◆ Instruction
Gather each line in the entries that includes the string "this".

◆ Supplied data
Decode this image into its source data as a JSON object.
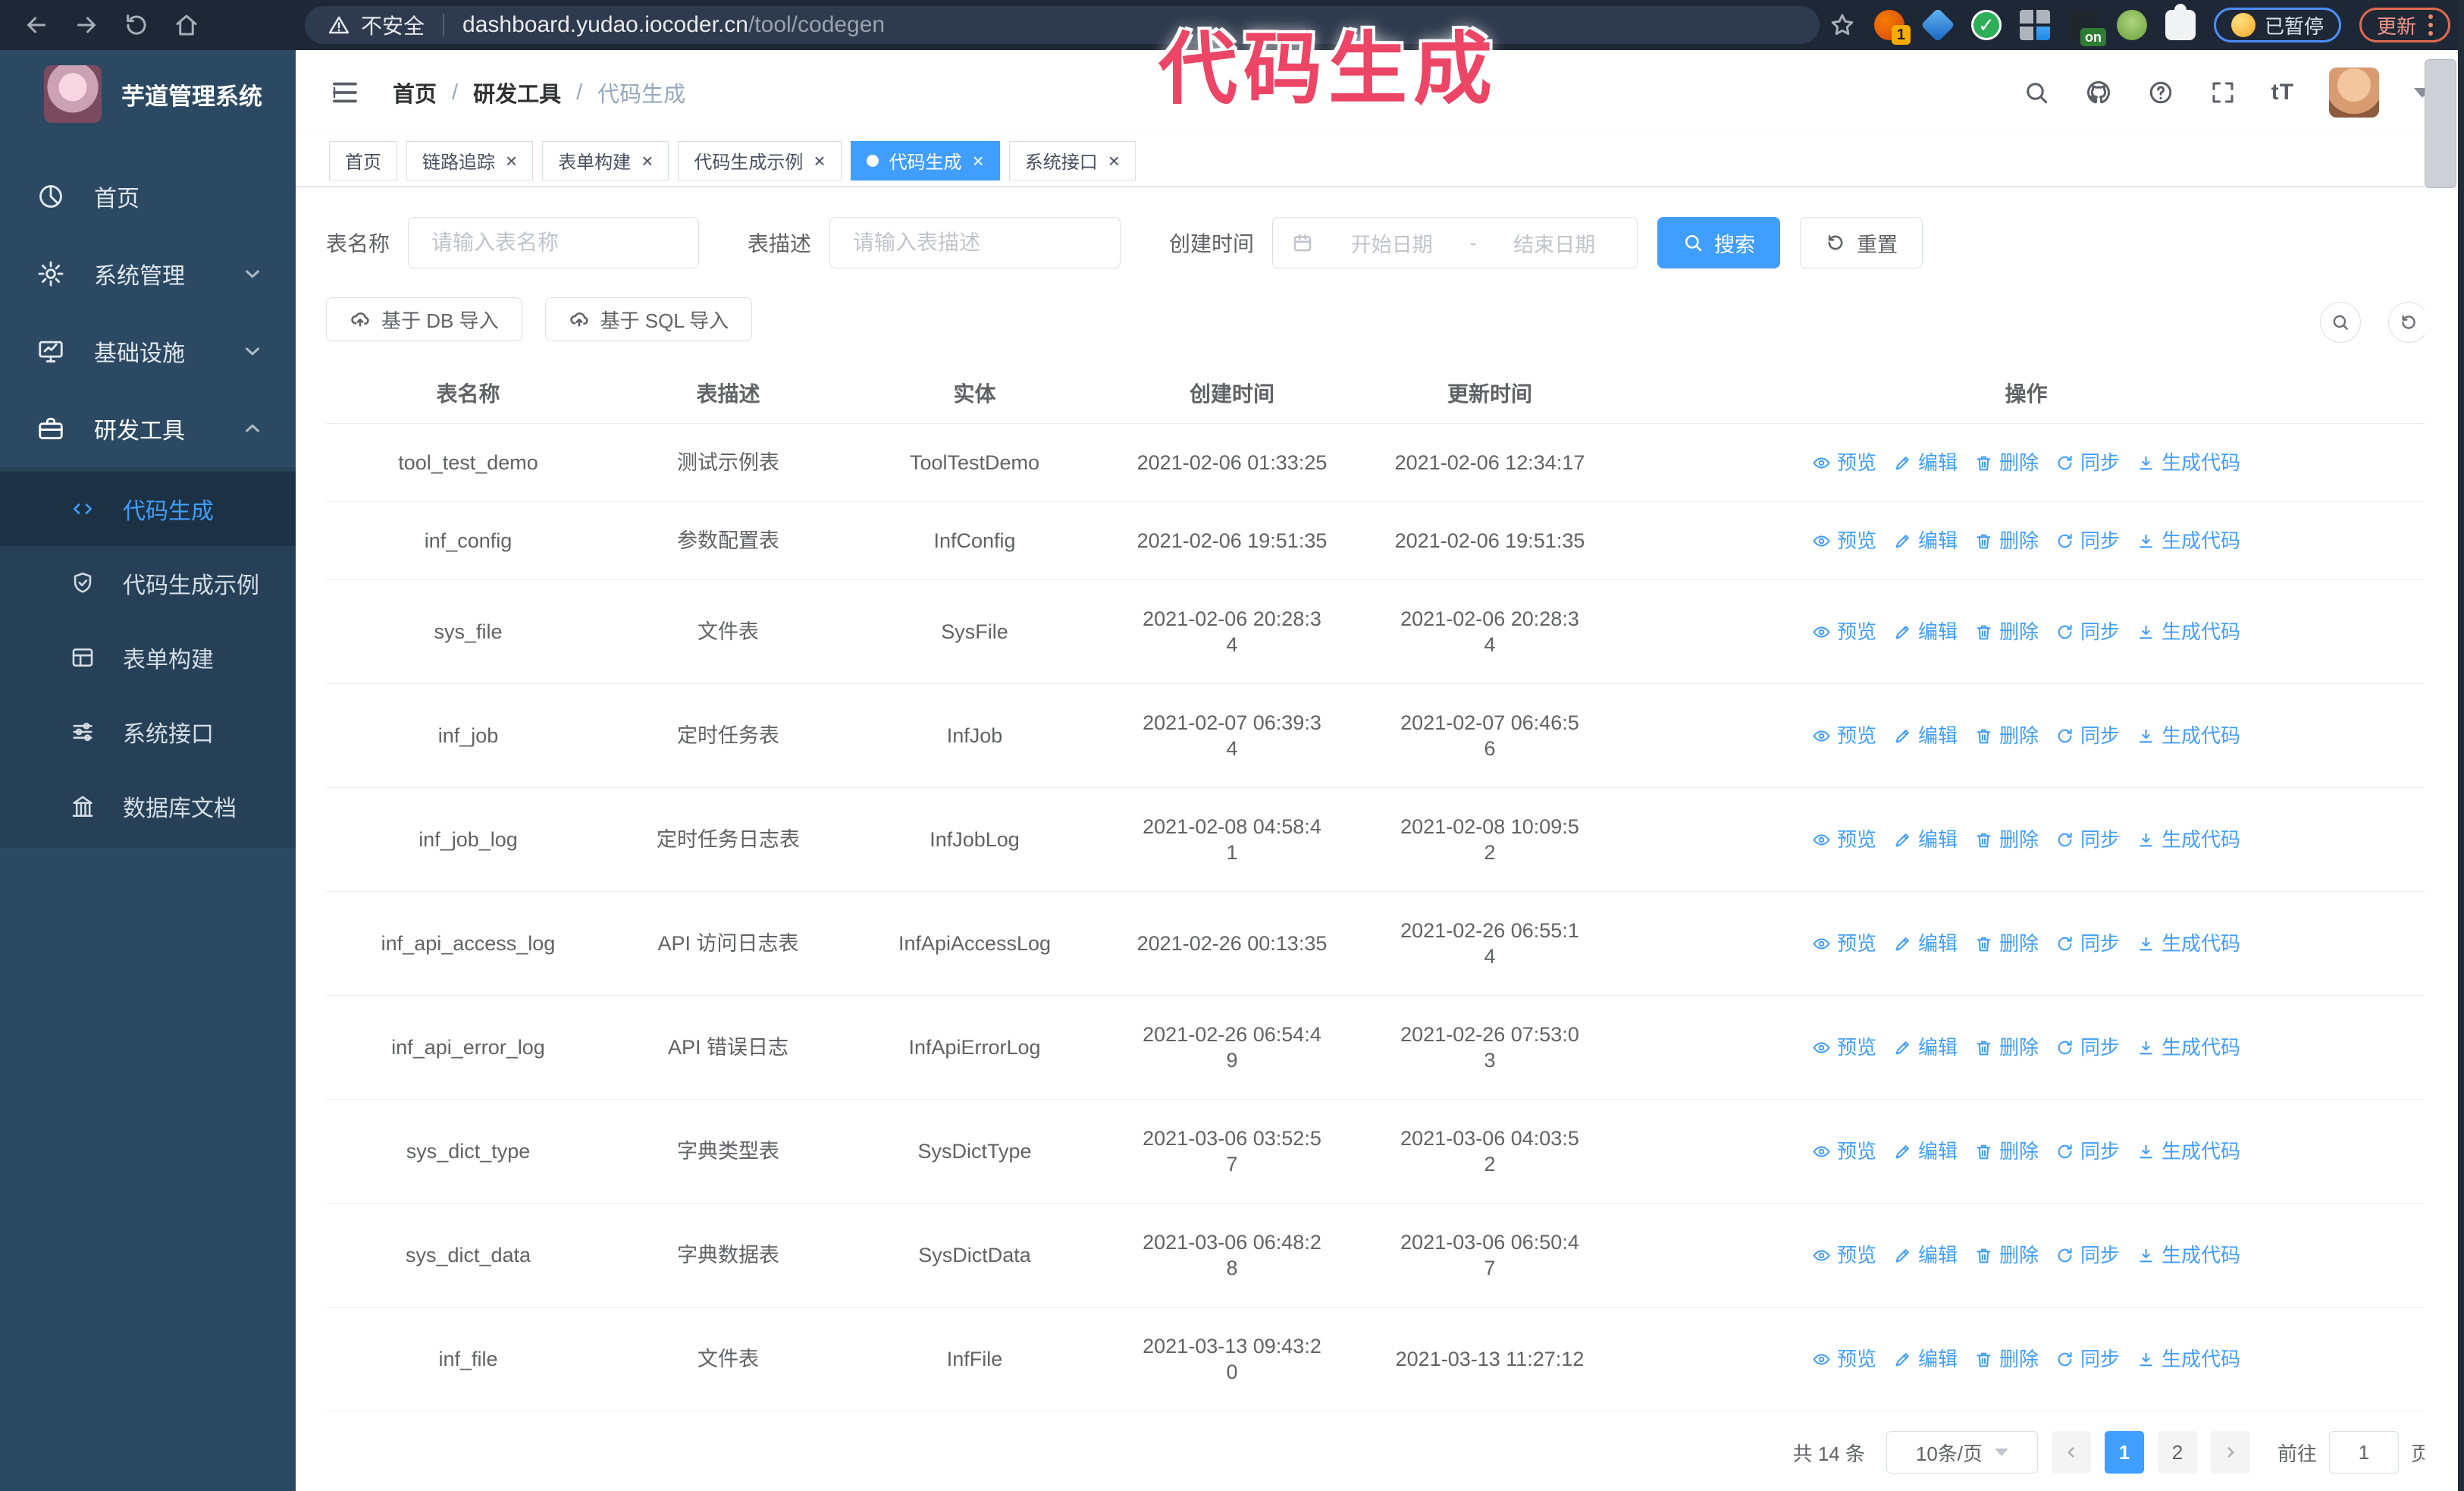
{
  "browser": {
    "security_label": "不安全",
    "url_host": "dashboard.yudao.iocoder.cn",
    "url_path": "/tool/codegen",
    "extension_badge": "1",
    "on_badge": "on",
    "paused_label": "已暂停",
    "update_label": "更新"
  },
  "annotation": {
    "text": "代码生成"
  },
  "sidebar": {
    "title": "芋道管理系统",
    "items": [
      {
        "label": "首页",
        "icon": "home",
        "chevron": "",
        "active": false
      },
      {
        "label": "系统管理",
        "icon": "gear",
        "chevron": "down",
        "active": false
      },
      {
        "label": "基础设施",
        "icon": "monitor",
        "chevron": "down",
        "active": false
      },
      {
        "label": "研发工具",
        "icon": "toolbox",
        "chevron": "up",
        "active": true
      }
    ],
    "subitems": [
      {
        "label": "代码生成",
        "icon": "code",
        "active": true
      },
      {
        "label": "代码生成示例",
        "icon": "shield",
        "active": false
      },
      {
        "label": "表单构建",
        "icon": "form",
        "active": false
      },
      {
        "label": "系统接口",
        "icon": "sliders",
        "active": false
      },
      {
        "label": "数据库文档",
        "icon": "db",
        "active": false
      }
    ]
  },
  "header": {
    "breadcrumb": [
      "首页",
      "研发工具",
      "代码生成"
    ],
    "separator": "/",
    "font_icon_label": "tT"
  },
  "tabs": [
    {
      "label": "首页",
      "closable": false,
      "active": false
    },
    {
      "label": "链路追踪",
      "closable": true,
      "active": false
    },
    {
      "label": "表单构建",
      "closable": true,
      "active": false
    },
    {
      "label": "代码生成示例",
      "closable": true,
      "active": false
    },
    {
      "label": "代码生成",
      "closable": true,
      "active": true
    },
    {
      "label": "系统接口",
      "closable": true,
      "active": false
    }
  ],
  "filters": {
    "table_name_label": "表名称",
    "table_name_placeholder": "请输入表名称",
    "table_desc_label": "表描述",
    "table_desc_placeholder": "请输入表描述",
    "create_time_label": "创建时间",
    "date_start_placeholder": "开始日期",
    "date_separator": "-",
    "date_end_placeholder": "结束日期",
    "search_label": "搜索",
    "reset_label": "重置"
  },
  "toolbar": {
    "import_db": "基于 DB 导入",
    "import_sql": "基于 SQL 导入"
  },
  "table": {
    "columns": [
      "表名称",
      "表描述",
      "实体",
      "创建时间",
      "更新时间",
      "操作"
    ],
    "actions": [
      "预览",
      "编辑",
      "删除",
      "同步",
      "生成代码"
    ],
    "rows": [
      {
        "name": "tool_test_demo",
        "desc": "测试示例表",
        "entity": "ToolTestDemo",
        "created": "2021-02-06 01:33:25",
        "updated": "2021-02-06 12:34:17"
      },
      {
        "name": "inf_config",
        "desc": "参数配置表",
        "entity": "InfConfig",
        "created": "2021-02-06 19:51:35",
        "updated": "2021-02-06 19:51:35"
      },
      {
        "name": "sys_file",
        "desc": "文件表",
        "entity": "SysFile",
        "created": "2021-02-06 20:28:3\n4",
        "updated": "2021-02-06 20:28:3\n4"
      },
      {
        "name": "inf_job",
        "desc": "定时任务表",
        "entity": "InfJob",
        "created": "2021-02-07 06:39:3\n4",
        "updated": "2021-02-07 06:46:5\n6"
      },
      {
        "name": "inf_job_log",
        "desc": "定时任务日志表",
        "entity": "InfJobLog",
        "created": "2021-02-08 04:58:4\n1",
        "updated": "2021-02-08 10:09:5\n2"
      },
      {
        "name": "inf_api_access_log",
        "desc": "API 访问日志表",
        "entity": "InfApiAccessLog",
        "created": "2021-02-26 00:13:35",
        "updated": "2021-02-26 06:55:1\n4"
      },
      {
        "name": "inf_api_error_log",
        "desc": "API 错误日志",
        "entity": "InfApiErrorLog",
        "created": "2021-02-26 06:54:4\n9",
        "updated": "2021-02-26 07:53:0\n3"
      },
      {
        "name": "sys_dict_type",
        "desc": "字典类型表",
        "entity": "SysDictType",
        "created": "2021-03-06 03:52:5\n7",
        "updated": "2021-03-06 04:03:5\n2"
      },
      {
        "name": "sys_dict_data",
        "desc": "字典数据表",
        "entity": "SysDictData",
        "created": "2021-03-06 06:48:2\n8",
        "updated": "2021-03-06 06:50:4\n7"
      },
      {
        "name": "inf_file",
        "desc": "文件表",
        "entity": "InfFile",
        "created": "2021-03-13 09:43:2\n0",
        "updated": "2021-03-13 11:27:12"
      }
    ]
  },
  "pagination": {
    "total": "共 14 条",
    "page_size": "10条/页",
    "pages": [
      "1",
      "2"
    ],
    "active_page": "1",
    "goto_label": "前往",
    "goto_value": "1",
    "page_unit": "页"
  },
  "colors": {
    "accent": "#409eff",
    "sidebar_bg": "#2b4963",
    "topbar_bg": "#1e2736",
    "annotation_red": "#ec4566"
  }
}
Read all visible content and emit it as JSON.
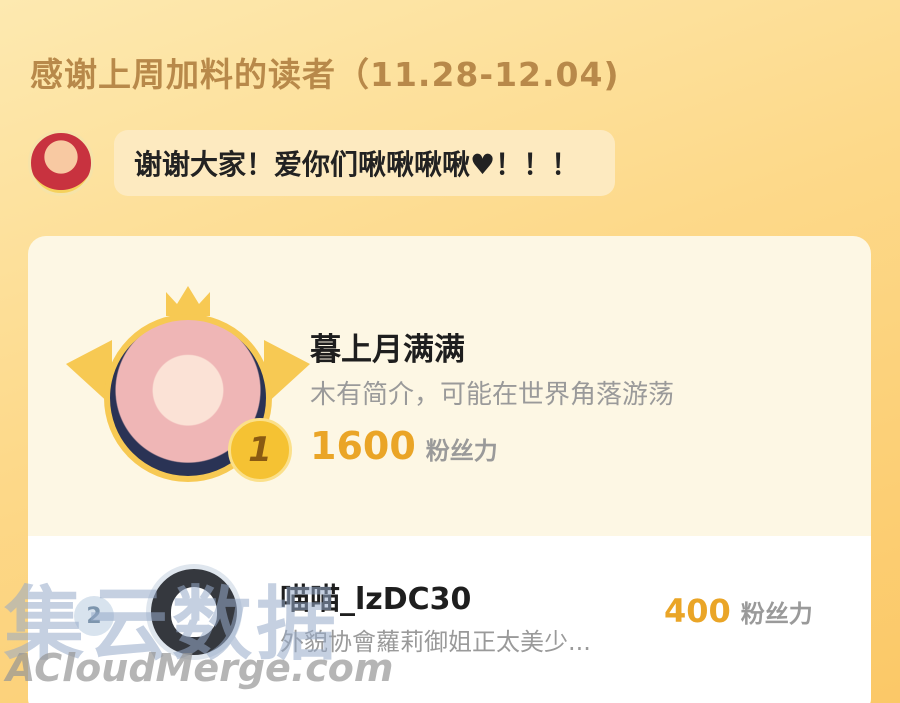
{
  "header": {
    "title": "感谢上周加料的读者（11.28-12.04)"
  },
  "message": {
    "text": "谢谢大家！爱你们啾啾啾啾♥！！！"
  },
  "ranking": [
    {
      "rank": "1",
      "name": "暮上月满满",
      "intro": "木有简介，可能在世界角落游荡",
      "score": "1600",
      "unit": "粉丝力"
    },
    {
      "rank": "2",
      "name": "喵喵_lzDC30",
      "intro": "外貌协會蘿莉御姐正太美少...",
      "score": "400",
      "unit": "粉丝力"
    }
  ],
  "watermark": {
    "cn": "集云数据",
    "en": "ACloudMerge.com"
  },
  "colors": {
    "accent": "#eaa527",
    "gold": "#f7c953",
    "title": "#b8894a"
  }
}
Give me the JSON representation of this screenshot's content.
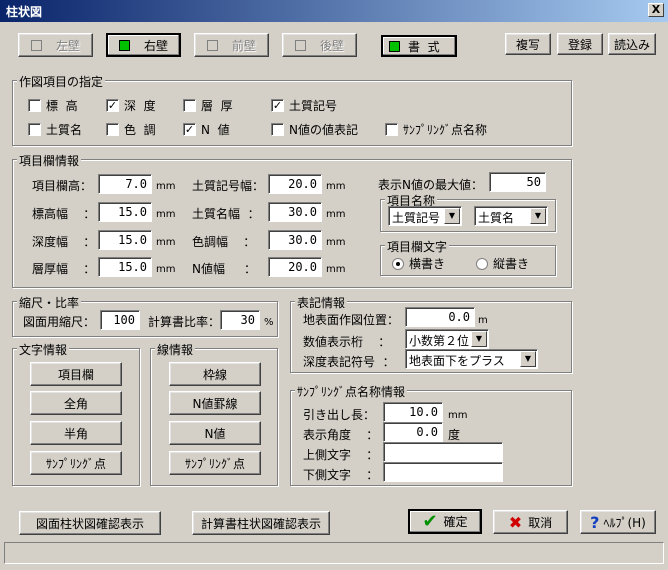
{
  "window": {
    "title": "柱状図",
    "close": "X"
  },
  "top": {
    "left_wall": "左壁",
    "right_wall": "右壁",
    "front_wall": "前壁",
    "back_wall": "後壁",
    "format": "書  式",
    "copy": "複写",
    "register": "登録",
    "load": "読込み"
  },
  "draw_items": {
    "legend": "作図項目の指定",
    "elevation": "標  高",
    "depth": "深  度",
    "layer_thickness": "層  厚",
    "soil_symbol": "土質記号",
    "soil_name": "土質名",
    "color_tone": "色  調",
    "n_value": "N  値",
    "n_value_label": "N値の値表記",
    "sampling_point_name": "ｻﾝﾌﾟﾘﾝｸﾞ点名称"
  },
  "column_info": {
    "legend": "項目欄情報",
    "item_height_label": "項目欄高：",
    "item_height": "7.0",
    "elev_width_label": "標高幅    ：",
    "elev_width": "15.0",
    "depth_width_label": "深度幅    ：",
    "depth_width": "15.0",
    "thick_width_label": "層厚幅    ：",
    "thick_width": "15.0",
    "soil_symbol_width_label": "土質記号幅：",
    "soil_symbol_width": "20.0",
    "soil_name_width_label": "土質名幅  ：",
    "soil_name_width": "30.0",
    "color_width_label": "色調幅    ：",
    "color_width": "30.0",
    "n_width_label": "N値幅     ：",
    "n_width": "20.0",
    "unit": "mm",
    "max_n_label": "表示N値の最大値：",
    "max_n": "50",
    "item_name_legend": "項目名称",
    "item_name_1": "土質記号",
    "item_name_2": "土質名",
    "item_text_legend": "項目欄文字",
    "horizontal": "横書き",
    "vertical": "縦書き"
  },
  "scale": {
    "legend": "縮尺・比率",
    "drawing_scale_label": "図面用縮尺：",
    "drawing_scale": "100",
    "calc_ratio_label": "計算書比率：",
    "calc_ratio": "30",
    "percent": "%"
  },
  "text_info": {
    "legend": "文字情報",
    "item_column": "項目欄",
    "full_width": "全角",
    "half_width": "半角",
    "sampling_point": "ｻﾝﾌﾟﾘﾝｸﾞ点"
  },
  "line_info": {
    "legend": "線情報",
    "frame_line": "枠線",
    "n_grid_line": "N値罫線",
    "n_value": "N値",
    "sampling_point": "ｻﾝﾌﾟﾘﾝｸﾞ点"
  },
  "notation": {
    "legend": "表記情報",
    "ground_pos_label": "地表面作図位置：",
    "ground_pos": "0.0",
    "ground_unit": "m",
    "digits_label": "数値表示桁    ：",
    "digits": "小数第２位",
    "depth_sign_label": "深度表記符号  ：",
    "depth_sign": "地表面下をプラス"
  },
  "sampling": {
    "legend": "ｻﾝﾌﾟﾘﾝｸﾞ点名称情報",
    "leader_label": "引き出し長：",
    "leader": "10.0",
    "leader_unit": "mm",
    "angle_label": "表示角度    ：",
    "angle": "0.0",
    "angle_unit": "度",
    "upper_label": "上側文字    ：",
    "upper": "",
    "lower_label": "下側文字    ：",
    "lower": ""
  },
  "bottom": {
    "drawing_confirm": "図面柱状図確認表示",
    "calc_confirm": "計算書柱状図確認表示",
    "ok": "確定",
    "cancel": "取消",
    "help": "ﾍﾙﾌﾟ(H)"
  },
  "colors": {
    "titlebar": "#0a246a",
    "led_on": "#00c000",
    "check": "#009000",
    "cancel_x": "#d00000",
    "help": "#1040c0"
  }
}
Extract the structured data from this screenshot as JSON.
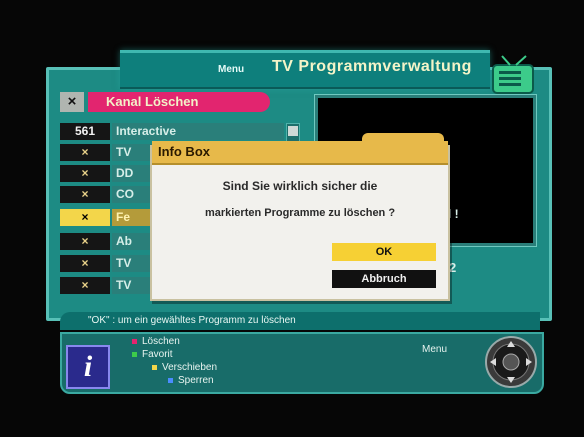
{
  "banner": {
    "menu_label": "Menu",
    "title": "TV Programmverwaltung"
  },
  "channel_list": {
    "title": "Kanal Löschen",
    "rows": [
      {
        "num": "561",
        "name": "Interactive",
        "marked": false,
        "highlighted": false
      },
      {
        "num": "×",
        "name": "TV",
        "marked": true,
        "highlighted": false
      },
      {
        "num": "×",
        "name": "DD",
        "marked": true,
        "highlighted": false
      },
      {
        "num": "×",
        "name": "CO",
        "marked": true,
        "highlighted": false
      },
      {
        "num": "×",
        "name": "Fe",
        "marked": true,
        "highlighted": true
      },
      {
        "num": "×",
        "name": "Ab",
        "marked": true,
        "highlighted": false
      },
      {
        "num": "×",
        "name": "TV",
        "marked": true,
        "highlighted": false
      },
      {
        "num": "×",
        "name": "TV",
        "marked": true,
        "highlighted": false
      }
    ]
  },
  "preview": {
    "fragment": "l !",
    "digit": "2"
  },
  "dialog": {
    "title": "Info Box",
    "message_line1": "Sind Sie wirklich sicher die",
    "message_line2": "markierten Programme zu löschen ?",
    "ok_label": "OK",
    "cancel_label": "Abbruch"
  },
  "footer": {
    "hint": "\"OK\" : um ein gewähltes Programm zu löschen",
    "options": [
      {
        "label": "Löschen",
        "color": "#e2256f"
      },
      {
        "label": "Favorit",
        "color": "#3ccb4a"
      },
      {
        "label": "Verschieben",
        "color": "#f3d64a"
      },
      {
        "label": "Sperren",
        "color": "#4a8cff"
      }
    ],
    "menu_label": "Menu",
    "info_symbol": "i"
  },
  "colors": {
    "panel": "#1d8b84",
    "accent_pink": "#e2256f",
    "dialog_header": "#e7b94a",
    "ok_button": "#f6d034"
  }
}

◆ Full answer
Decode this image into its source data as a JSON object.
Give me the JSON representation of this screenshot's content.
Extract the structured data from this screenshot as JSON.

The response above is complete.